◆ **THE TASK**: Work out how many lines hold "Cost". Give the number and nothing else.

○ ○ ○ ○

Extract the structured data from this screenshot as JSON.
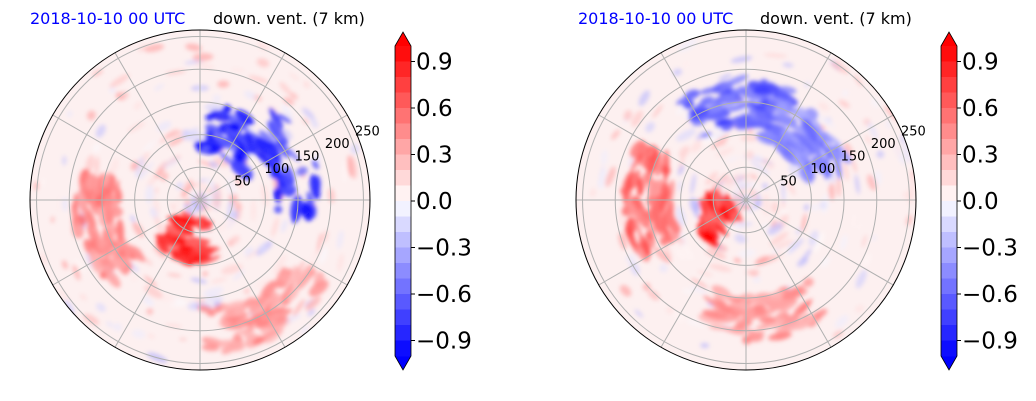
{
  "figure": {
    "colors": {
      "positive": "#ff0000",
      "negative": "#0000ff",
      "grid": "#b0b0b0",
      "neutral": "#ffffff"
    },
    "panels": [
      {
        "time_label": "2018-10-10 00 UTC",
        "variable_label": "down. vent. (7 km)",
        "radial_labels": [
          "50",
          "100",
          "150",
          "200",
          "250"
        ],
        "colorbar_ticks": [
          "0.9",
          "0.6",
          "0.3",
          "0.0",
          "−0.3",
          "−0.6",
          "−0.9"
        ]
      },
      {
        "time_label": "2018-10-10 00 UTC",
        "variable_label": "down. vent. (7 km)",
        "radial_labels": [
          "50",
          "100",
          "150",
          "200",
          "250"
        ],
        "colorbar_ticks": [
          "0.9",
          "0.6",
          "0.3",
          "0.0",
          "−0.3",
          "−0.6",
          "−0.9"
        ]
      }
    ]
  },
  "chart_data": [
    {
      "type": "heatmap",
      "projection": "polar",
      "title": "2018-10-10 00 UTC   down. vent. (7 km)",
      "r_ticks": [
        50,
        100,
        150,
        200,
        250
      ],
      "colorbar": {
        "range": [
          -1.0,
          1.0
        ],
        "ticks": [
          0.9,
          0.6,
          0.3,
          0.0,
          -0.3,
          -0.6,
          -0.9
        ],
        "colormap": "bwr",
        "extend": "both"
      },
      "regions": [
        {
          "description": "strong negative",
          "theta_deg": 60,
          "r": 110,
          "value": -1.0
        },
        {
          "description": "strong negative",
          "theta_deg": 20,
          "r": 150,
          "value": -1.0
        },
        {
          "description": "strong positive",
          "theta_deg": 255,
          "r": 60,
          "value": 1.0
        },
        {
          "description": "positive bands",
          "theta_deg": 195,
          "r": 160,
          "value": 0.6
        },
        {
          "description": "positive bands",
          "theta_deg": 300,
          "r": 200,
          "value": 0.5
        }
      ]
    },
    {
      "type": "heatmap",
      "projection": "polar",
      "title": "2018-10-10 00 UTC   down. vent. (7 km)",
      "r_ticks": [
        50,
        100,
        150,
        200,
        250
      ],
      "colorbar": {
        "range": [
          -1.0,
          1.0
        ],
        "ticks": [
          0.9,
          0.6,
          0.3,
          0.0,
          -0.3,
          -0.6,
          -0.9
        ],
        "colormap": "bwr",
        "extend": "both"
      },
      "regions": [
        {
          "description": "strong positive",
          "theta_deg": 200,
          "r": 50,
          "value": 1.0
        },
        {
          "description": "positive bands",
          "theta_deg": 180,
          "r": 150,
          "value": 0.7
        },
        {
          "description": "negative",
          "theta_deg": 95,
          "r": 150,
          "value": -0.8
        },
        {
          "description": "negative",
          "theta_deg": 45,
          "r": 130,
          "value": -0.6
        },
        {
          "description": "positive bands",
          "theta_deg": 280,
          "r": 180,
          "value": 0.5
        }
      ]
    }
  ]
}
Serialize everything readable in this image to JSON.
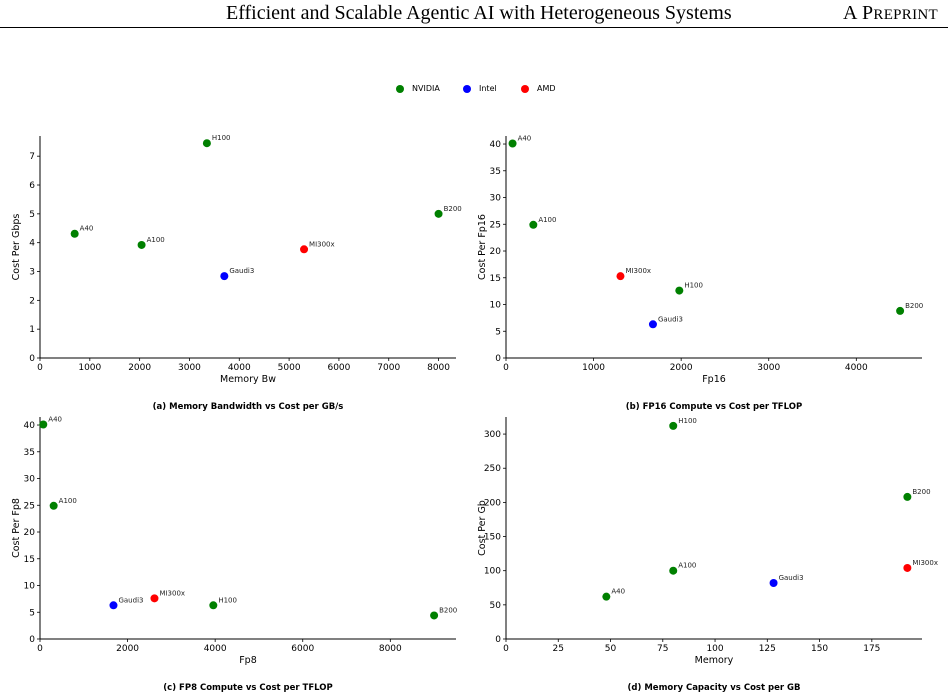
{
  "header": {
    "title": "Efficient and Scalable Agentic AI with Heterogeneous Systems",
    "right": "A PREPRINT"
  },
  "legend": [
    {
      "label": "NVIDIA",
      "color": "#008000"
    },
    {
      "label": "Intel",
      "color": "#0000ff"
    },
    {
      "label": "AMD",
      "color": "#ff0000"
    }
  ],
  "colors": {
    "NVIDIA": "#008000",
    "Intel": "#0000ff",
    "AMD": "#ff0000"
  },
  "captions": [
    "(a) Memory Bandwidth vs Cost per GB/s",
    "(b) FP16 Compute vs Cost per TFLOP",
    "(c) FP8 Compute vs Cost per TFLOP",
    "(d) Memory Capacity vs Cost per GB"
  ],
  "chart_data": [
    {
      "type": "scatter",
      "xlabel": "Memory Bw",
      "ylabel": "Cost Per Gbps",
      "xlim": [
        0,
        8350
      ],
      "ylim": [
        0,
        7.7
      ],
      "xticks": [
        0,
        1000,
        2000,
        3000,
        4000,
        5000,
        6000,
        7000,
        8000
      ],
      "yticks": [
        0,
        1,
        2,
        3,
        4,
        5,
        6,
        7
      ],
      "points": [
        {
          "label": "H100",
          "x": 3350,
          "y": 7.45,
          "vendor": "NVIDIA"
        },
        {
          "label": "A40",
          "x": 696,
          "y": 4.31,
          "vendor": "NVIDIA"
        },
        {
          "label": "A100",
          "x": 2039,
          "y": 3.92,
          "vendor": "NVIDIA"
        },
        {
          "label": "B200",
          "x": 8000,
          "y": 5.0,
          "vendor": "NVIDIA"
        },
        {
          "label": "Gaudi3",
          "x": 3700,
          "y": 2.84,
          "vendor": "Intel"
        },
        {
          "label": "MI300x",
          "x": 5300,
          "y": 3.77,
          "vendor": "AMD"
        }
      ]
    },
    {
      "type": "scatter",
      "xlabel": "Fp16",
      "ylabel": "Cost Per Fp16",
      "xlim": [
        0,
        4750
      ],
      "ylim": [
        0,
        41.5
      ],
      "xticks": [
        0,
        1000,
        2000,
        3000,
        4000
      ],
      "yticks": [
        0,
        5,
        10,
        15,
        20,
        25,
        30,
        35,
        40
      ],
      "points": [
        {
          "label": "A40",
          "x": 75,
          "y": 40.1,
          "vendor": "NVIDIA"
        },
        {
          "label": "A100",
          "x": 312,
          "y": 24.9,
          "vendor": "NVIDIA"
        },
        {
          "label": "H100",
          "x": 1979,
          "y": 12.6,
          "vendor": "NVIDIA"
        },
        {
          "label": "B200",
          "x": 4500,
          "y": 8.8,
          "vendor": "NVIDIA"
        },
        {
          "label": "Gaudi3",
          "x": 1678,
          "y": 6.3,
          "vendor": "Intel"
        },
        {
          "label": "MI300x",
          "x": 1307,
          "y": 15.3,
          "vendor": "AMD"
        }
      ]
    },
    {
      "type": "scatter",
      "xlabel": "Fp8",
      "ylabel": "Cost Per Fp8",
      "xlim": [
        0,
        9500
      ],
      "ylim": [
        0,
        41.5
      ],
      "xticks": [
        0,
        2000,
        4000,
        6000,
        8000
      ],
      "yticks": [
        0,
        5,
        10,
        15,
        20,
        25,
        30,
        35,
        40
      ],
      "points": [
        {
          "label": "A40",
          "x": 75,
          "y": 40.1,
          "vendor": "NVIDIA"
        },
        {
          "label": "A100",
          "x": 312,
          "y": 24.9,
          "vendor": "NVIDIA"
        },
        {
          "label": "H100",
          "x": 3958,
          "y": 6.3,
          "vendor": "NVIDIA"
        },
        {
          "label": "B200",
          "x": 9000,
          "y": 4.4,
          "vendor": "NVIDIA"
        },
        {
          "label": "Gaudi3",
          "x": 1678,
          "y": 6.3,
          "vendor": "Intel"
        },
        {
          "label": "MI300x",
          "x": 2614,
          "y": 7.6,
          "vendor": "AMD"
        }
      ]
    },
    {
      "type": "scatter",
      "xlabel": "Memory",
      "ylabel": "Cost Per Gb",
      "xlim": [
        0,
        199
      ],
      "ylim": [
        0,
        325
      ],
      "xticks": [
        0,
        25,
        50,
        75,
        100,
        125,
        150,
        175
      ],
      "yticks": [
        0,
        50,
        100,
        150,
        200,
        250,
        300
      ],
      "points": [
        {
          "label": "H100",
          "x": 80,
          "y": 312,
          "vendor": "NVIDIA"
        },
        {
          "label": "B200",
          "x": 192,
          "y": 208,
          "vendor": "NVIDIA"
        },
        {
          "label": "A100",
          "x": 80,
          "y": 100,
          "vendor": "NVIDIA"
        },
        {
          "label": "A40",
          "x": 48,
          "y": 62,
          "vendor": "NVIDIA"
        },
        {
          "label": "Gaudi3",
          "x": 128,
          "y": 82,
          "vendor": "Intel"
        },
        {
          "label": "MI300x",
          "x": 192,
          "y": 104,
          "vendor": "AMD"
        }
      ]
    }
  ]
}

○ ○ ○ ○

◆ **SOLUTION FOR THIS PROBLEM**: 8